====== RECORDS SHOWN

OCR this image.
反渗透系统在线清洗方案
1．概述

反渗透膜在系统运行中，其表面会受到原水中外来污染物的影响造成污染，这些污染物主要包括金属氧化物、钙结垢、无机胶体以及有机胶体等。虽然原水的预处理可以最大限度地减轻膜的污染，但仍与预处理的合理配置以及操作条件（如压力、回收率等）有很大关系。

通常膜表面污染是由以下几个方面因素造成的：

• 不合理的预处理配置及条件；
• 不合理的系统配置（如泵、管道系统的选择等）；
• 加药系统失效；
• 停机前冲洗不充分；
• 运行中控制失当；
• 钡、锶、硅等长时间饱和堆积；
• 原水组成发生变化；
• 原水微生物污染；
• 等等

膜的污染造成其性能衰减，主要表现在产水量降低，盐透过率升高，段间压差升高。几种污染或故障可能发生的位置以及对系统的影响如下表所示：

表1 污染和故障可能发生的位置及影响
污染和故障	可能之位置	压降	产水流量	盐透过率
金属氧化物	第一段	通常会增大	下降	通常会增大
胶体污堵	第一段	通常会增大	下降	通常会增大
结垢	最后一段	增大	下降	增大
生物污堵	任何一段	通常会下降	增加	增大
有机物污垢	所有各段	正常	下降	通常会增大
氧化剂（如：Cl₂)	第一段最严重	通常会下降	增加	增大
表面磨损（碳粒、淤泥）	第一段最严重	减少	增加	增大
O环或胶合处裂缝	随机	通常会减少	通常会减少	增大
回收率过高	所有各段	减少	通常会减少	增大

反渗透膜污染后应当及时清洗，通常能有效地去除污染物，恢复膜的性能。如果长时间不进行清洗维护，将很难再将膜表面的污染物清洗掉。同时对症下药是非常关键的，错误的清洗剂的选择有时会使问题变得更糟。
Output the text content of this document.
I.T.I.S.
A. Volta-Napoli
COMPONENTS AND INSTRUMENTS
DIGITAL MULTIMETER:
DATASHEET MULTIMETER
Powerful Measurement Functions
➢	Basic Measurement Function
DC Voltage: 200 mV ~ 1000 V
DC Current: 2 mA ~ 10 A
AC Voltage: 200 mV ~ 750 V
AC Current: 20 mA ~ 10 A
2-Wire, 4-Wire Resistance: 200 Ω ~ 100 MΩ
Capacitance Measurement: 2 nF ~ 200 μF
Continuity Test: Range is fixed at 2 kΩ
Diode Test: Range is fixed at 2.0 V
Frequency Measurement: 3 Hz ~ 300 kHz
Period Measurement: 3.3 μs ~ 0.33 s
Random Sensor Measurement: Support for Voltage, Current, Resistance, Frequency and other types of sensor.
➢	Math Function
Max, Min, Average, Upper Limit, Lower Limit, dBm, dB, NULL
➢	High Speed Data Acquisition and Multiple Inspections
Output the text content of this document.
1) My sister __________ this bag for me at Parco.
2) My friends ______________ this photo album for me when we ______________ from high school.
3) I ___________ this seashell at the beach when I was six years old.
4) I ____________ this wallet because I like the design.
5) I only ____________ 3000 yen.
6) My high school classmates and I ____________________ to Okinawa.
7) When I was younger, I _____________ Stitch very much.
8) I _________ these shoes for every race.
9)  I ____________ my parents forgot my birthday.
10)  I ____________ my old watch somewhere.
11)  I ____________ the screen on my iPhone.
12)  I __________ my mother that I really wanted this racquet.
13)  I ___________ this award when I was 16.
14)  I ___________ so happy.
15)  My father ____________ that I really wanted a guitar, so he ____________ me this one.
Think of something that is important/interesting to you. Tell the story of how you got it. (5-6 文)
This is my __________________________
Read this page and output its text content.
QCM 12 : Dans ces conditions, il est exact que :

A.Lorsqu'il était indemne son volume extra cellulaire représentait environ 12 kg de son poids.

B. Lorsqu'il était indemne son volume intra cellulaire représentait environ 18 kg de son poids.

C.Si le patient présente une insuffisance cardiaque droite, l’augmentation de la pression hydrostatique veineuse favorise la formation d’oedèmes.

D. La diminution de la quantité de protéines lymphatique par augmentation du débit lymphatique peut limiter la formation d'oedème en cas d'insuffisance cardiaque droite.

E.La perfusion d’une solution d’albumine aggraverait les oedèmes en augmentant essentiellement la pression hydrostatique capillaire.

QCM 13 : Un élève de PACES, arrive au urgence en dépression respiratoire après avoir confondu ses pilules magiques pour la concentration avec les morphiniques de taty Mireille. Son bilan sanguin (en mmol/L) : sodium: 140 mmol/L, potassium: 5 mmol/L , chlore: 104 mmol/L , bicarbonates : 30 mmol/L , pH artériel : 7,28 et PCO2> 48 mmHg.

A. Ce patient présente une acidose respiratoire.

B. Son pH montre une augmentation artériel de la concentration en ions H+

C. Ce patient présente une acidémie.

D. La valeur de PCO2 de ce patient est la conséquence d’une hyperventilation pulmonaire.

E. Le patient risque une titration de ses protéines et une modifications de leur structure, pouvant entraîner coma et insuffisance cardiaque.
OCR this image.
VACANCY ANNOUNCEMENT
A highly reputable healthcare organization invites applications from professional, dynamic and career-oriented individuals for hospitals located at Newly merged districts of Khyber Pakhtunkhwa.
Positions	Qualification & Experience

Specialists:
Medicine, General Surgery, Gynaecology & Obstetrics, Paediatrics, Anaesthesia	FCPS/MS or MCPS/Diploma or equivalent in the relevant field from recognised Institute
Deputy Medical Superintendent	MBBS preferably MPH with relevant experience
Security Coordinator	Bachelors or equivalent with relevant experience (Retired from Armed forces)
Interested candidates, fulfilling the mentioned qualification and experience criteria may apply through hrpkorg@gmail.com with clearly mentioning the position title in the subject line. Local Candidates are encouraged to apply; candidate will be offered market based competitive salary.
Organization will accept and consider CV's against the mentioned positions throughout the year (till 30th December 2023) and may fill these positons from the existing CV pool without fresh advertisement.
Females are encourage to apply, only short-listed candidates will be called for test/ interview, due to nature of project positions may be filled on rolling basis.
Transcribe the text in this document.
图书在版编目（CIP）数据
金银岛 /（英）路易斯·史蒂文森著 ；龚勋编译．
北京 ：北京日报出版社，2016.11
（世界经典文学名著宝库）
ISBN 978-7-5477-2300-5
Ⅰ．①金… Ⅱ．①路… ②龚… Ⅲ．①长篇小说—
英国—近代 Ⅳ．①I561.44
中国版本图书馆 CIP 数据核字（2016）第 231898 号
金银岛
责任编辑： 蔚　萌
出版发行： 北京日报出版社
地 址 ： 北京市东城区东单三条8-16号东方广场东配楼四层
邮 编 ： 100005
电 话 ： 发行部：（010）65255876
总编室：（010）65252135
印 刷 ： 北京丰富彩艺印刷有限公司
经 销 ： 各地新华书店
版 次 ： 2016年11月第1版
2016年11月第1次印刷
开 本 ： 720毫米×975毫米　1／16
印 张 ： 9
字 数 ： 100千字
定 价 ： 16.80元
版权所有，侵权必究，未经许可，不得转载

============

Restate all of the entries above precisely.

▶ [TASK RESPONSE]
OCR this image.
反渗透系统在线清洗方案
1．概述

反渗透膜在系统运行中，其表面会受到原水中外来污染物的影响造成污染，这些污染物主要包括金属氧化物、钙结垢、无机胶体以及有机胶体等。虽然原水的预处理可以最大限度地减轻膜的污染，但仍与预处理的合理配置以及操作条件（如压力、回收率等）有很大关系。

通常膜表面污染是由以下几个方面因素造成的：

• 不合理的预处理配置及条件；
• 不合理的系统配置（如泵、管道系统的选择等）；
• 加药系统失效；
• 停机前冲洗不充分；
• 运行中控制失当；
• 钡、锶、硅等长时间饱和堆积；
• 原水组成发生变化；
• 原水微生物污染；
• 等等

膜的污染造成其性能衰减，主要表现在产水量降低，盐透过率升高，段间压差升高。几种污染或故障可能发生的位置以及对系统的影响如下表所示：

表1 污染和故障可能发生的位置及影响
污染和故障	可能之位置	压降	产水流量	盐透过率
金属氧化物	第一段	通常会增大	下降	通常会增大
胶体污堵	第一段	通常会增大	下降	通常会增大
结垢	最后一段	增大	下降	增大
生物污堵	任何一段	通常会下降	增加	增大
有机物污垢	所有各段	正常	下降	通常会增大
氧化剂（如：Cl₂)	第一段最严重	通常会下降	增加	增大
表面磨损（碳粒、淤泥）	第一段最严重	减少	增加	增大
O环或胶合处裂缝	随机	通常会减少	通常会减少	增大
回收率过高	所有各段	减少	通常会减少	增大

反渗透膜污染后应当及时清洗，通常能有效地去除污染物，恢复膜的性能。如果长时间不进行清洗维护，将很难再将膜表面的污染物清洗掉。同时对症下药是非常关键的，错误的清洗剂的选择有时会使问题变得更糟。
Output the text content of this document.
I.T.I.S.
A. Volta-Napoli
COMPONENTS AND INSTRUMENTS
DIGITAL MULTIMETER:
DATASHEET MULTIMETER
Powerful Measurement Functions
➢	Basic Measurement Function
DC Voltage: 200 mV ~ 1000 V
DC Current: 2 mA ~ 10 A
AC Voltage: 200 mV ~ 750 V
AC Current: 20 mA ~ 10 A
2-Wire, 4-Wire Resistance: 200 Ω ~ 100 MΩ
Capacitance Measurement: 2 nF ~ 200 μF
Continuity Test: Range is fixed at 2 kΩ
Diode Test: Range is fixed at 2.0 V
Frequency Measurement: 3 Hz ~ 300 kHz
Period Measurement: 3.3 μs ~ 0.33 s
Random Sensor Measurement: Support for Voltage, Current, Resistance, Frequency and other types of sensor.
➢	Math Function
Max, Min, Average, Upper Limit, Lower Limit, dBm, dB, NULL
➢	High Speed Data Acquisition and Multiple Inspections
Output the text content of this document.
1) My sister __________ this bag for me at Parco.
2) My friends ______________ this photo album for me when we ______________ from high school.
3) I ___________ this seashell at the beach when I was six years old.
4) I ____________ this wallet because I like the design.
5) I only ____________ 3000 yen.
6) My high school classmates and I ____________________ to Okinawa.
7) When I was younger, I _____________ Stitch very much.
8) I _________ these shoes for every race.
9)  I ____________ my parents forgot my birthday.
10)  I ____________ my old watch somewhere.
11)  I ____________ the screen on my iPhone.
12)  I __________ my mother that I really wanted this racquet.
13)  I ___________ this award when I was 16.
14)  I ___________ so happy.
15)  My father ____________ that I really wanted a guitar, so he ____________ me this one.
Think of something that is important/interesting to you. Tell the story of how you got it. (5-6 文)
This is my __________________________
Read this page and output its text content.
QCM 12 : Dans ces conditions, il est exact que :

A.Lorsqu'il était indemne son volume extra cellulaire représentait environ 12 kg de son poids.

B. Lorsqu'il était indemne son volume intra cellulaire représentait environ 18 kg de son poids.

C.Si le patient présente une insuffisance cardiaque droite, l’augmentation de la pression hydrostatique veineuse favorise la formation d’oedèmes.

D. La diminution de la quantité de protéines lymphatique par augmentation du débit lymphatique peut limiter la formation d'oedème en cas d'insuffisance cardiaque droite.

E.La perfusion d’une solution d’albumine aggraverait les oedèmes en augmentant essentiellement la pression hydrostatique capillaire.

QCM 13 : Un élève de PACES, arrive au urgence en dépression respiratoire après avoir confondu ses pilules magiques pour la concentration avec les morphiniques de taty Mireille. Son bilan sanguin (en mmol/L) : sodium: 140 mmol/L, potassium: 5 mmol/L , chlore: 104 mmol/L , bicarbonates : 30 mmol/L , pH artériel : 7,28 et PCO2> 48 mmHg.

A. Ce patient présente une acidose respiratoire.

B. Son pH montre une augmentation artériel de la concentration en ions H+

C. Ce patient présente une acidémie.

D. La valeur de PCO2 de ce patient est la conséquence d’une hyperventilation pulmonaire.

E. Le patient risque une titration de ses protéines et une modifications de leur structure, pouvant entraîner coma et insuffisance cardiaque.
OCR this image.
VACANCY ANNOUNCEMENT
A highly reputable healthcare organization invites applications from professional, dynamic and career-oriented individuals for hospitals located at Newly merged districts of Khyber Pakhtunkhwa.
Positions	Qualification & Experience

Specialists:
Medicine, General Surgery, Gynaecology & Obstetrics, Paediatrics, Anaesthesia	FCPS/MS or MCPS/Diploma or equivalent in the relevant field from recognised Institute
Deputy Medical Superintendent	MBBS preferably MPH with relevant experience
Security Coordinator	Bachelors or equivalent with relevant experience (Retired from Armed forces)
Interested candidates, fulfilling the mentioned qualification and experience criteria may apply through hrpkorg@gmail.com with clearly mentioning the position title in the subject line. Local Candidates are encouraged to apply; candidate will be offered market based competitive salary.
Organization will accept and consider CV's against the mentioned positions throughout the year (till 30th December 2023) and may fill these positons from the existing CV pool without fresh advertisement.
Females are encourage to apply, only short-listed candidates will be called for test/ interview, due to nature of project positions may be filled on rolling basis.
Transcribe the text in this document.
图书在版编目（CIP）数据
金银岛 /（英）路易斯·史蒂文森著 ；龚勋编译．
北京 ：北京日报出版社，2016.11
（世界经典文学名著宝库）
ISBN 978-7-5477-2300-5
Ⅰ．①金… Ⅱ．①路… ②龚… Ⅲ．①长篇小说—
英国—近代 Ⅳ．①I561.44
中国版本图书馆 CIP 数据核字（2016）第 231898 号
金银岛
责任编辑： 蔚　萌
出版发行： 北京日报出版社
地 址 ： 北京市东城区东单三条8-16号东方广场东配楼四层
邮 编 ： 100005
电 话 ： 发行部：（010）65255876
总编室：（010）65252135
印 刷 ： 北京丰富彩艺印刷有限公司
经 销 ： 各地新华书店
版 次 ： 2016年11月第1版
2016年11月第1次印刷
开 本 ： 720毫米×975毫米　1／16
印 张 ： 9
字 数 ： 100千字
定 价 ： 16.80元
版权所有，侵权必究，未经许可，不得转载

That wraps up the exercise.